* _Given task_: Gather every line that includes the word "gift", please.
-*-*-
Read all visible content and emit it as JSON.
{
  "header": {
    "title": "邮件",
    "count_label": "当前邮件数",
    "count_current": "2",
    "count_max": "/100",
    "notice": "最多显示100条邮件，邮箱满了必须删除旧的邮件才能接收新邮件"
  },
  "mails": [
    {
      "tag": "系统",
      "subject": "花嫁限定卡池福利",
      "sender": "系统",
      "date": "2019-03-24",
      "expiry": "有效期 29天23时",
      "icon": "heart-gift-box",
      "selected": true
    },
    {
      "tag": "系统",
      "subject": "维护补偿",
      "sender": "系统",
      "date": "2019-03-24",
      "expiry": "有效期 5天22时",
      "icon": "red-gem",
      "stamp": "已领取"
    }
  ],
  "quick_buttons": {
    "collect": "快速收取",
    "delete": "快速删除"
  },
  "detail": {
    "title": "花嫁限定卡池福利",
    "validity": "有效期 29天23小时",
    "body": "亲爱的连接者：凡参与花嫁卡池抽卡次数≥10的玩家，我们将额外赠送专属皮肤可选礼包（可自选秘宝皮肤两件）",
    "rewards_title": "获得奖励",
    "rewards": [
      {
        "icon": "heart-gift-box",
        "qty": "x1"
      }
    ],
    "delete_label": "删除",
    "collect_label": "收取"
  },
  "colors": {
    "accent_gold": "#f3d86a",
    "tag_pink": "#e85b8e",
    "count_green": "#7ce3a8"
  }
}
-*-*-
* _Solution_:
      "icon": "heart-gift-box",
        "icon": "heart-gift-box",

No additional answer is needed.